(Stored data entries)

____________________

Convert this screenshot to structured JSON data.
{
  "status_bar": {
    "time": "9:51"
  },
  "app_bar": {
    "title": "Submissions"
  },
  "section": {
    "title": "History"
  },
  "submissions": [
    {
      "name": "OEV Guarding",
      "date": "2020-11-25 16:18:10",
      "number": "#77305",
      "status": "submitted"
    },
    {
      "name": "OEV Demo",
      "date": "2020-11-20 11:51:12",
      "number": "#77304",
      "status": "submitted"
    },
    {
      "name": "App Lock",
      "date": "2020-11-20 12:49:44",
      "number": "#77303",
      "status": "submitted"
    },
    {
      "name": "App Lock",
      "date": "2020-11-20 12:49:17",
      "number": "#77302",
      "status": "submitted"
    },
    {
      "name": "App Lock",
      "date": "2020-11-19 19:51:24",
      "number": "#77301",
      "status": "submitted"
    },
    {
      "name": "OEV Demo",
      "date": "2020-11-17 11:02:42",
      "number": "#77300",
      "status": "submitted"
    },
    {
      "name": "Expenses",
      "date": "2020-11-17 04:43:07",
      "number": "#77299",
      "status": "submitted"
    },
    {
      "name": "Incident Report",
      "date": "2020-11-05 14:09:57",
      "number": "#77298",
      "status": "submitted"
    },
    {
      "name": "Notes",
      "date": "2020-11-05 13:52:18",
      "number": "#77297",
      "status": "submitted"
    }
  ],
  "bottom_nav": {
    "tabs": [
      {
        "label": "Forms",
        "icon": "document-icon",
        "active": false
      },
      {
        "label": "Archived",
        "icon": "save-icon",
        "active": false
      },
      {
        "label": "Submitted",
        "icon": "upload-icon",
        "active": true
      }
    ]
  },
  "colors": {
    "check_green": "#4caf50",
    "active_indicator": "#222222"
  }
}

____________________

What you are asked to do: Provide all the records again, word for word.

Written response:
Convert this screenshot to structured JSON data.
{
  "status_bar": {
    "time": "9:51"
  },
  "app_bar": {
    "title": "Submissions"
  },
  "section": {
    "title": "History"
  },
  "submissions": [
    {
      "name": "OEV Guarding",
      "date": "2020-11-25 16:18:10",
      "number": "#77305",
      "status": "submitted"
    },
    {
      "name": "OEV Demo",
      "date": "2020-11-20 11:51:12",
      "number": "#77304",
      "status": "submitted"
    },
    {
      "name": "App Lock",
      "date": "2020-11-20 12:49:44",
      "number": "#77303",
      "status": "submitted"
    },
    {
      "name": "App Lock",
      "date": "2020-11-20 12:49:17",
      "number": "#77302",
      "status": "submitted"
    },
    {
      "name": "App Lock",
      "date": "2020-11-19 19:51:24",
      "number": "#77301",
      "status": "submitted"
    },
    {
      "name": "OEV Demo",
      "date": "2020-11-17 11:02:42",
      "number": "#77300",
      "status": "submitted"
    },
    {
      "name": "Expenses",
      "date": "2020-11-17 04:43:07",
      "number": "#77299",
      "status": "submitted"
    },
    {
      "name": "Incident Report",
      "date": "2020-11-05 14:09:57",
      "number": "#77298",
      "status": "submitted"
    },
    {
      "name": "Notes",
      "date": "2020-11-05 13:52:18",
      "number": "#77297",
      "status": "submitted"
    }
  ],
  "bottom_nav": {
    "tabs": [
      {
        "label": "Forms",
        "icon": "document-icon",
        "active": false
      },
      {
        "label": "Archived",
        "icon": "save-icon",
        "active": false
      },
      {
        "label": "Submitted",
        "icon": "upload-icon",
        "active": true
      }
    ]
  },
  "colors": {
    "check_green": "#4caf50",
    "active_indicator": "#222222"
  }
}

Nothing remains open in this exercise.